## Exercise instructions
Search the material below for the word "color". Copy every line that has it.

## Provided information
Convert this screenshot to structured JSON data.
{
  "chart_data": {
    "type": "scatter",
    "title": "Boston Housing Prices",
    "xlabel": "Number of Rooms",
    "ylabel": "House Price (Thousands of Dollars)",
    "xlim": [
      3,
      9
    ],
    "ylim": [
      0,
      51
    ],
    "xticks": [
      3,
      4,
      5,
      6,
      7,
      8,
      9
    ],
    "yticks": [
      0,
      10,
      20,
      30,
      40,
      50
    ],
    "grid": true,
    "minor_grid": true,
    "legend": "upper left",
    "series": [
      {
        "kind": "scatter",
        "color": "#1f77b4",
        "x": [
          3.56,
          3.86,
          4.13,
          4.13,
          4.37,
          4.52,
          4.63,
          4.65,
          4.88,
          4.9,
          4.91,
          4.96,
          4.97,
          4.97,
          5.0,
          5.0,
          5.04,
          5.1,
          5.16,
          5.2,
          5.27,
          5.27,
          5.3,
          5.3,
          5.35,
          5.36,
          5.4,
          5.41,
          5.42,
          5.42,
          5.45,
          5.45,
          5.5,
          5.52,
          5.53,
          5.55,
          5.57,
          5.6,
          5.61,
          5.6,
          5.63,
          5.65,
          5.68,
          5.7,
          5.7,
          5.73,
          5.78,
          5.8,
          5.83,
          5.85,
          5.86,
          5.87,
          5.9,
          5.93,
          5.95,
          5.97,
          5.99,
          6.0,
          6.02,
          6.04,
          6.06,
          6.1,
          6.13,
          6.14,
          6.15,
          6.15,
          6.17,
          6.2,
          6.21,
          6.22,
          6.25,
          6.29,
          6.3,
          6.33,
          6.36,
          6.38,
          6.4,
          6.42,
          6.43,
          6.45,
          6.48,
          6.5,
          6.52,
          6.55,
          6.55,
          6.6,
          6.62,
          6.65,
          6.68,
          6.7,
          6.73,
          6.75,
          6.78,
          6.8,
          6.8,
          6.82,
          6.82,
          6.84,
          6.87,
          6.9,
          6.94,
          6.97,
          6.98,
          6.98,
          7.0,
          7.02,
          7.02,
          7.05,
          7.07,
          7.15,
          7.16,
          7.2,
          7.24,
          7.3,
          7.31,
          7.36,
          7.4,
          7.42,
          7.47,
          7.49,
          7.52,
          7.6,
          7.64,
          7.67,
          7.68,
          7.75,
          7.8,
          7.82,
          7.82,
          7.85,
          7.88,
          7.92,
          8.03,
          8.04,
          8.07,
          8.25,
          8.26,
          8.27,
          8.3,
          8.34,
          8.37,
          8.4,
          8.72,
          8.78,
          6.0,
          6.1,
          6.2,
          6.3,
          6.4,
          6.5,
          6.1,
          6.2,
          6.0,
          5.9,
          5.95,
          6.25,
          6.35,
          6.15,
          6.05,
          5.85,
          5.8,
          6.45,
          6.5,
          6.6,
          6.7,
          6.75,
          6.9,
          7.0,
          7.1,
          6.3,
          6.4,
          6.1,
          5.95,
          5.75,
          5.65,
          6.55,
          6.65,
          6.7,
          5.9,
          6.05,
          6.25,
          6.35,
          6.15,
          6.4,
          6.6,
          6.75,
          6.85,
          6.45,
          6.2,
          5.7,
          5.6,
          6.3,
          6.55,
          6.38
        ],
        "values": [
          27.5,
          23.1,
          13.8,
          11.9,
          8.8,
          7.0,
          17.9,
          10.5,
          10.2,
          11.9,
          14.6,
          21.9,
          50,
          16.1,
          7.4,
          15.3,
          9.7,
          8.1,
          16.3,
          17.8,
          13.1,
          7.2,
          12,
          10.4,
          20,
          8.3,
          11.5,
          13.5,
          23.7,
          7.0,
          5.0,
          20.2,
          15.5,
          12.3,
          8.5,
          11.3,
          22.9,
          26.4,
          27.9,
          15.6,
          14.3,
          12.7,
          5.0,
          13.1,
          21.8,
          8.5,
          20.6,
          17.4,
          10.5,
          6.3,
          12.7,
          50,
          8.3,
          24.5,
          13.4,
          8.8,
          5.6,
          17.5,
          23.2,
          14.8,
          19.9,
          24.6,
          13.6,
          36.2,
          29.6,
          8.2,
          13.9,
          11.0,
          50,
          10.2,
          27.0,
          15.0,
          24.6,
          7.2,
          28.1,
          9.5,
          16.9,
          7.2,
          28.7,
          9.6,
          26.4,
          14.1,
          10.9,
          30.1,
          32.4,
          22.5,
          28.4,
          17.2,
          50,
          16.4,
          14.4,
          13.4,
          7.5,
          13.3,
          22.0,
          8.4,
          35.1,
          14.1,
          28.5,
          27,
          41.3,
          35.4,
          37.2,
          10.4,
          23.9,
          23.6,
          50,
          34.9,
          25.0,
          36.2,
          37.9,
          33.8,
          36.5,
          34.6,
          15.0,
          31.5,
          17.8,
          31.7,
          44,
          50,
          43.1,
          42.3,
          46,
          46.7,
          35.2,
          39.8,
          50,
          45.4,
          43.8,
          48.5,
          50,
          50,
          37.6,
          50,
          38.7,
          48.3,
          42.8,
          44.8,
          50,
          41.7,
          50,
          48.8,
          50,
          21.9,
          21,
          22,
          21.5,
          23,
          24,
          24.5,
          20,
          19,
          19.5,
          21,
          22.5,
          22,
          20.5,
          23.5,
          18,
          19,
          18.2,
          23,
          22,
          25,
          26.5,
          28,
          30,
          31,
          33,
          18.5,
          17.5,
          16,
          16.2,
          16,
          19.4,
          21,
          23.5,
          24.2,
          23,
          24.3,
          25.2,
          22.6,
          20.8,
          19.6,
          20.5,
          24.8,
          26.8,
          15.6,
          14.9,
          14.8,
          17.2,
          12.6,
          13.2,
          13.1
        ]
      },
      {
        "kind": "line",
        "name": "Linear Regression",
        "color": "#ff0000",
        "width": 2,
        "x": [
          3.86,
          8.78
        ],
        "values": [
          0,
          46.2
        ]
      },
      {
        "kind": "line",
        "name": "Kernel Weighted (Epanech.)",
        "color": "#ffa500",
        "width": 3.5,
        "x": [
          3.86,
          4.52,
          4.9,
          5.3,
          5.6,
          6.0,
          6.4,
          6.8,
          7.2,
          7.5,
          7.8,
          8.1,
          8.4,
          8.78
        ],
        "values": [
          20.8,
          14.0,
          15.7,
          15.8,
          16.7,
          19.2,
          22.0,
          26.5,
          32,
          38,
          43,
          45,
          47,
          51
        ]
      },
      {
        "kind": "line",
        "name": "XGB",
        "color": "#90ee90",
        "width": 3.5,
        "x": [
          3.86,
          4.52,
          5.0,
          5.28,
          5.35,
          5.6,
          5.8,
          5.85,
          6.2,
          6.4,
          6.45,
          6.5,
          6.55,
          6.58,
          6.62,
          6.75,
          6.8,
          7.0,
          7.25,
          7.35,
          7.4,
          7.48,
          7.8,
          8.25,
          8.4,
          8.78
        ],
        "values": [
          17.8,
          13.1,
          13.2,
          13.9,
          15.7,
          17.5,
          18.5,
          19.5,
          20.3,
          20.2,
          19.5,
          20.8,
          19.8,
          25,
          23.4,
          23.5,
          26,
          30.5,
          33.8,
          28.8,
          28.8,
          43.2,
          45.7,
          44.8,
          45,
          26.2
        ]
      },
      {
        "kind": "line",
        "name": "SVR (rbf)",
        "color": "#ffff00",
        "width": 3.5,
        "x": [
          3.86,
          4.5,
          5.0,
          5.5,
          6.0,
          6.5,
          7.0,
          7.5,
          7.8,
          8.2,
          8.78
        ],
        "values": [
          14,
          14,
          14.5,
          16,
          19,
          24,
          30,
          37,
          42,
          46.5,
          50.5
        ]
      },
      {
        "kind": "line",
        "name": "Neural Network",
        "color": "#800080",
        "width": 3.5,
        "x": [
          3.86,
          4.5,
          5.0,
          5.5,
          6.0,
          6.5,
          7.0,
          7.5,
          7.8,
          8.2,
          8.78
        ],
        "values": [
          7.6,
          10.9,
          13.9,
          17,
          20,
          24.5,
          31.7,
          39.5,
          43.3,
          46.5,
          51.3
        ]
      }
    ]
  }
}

## Exercise output
        "color": "#1f77b4",
        "color": "#ff0000",
        "color": "#ffa500",
        "color": "#90ee90",
        "color": "#ffff00",
        "color": "#800080",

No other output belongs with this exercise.